_Given instruction:_ Select all lines with the string "screenshot" in them, and copy those lines.

_Information provided:_
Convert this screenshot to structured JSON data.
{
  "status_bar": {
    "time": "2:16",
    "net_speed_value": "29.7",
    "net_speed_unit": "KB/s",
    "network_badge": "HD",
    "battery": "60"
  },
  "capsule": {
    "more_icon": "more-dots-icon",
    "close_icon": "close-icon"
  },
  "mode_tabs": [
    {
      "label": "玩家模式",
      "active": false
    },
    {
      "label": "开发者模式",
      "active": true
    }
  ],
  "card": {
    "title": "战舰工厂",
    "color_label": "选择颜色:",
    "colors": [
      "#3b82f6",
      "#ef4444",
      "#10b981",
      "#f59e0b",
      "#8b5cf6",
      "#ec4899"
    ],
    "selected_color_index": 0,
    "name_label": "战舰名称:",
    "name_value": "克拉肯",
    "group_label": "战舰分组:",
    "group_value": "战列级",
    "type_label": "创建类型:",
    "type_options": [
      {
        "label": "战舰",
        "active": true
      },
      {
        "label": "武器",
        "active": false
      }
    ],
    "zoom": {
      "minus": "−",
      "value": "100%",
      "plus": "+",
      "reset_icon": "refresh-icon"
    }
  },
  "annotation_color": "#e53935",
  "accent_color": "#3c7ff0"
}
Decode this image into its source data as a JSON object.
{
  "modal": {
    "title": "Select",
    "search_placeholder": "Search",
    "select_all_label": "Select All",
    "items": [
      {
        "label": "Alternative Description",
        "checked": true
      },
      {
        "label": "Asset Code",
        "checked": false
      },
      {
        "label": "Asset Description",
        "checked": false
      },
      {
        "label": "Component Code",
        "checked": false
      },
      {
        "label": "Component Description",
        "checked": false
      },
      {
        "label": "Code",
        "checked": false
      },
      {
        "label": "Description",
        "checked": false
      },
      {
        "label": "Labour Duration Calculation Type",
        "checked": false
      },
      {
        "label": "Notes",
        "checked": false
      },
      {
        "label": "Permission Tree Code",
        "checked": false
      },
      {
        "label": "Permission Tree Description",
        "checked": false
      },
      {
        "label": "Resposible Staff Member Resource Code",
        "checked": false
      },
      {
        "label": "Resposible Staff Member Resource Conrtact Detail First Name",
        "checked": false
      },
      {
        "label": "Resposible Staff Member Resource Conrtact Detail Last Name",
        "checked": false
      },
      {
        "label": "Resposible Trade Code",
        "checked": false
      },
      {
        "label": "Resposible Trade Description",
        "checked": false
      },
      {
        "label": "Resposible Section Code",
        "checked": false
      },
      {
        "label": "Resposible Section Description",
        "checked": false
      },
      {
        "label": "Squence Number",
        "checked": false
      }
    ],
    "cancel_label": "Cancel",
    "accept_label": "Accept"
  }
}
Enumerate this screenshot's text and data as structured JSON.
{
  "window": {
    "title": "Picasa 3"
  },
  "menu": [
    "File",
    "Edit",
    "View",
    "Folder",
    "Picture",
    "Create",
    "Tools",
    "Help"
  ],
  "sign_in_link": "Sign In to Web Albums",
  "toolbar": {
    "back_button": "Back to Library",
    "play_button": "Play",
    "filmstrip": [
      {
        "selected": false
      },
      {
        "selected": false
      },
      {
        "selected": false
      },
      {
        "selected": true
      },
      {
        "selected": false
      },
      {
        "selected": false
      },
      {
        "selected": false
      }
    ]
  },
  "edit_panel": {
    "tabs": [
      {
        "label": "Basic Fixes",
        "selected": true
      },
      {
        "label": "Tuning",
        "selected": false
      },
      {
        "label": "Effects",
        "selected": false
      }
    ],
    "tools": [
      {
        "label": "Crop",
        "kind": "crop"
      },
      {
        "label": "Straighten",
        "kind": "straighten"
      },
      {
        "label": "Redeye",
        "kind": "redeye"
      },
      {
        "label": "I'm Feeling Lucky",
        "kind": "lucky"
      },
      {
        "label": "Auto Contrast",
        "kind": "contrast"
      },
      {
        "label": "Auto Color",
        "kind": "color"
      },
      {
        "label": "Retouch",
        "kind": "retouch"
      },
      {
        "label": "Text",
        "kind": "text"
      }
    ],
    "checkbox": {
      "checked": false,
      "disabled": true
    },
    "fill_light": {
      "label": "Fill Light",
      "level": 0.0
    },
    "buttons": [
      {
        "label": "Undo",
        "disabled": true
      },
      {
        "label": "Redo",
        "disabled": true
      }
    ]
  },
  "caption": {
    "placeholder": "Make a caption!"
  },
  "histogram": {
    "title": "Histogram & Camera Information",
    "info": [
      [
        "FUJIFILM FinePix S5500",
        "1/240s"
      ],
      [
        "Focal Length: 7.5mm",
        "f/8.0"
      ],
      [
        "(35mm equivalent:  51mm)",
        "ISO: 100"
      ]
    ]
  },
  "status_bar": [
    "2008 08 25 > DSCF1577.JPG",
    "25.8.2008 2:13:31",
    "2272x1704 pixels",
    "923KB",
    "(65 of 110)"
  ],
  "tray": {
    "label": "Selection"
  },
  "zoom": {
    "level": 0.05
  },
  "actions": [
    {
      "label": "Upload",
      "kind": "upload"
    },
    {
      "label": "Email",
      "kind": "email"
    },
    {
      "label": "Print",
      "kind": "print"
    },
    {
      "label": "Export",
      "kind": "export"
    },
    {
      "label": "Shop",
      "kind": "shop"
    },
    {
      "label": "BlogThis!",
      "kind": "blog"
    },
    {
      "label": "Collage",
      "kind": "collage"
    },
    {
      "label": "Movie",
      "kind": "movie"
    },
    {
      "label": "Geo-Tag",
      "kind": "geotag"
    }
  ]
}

_Task result:_
Convert this screenshot to structured JSON data.
Enumerate this screenshot's text and data as structured JSON.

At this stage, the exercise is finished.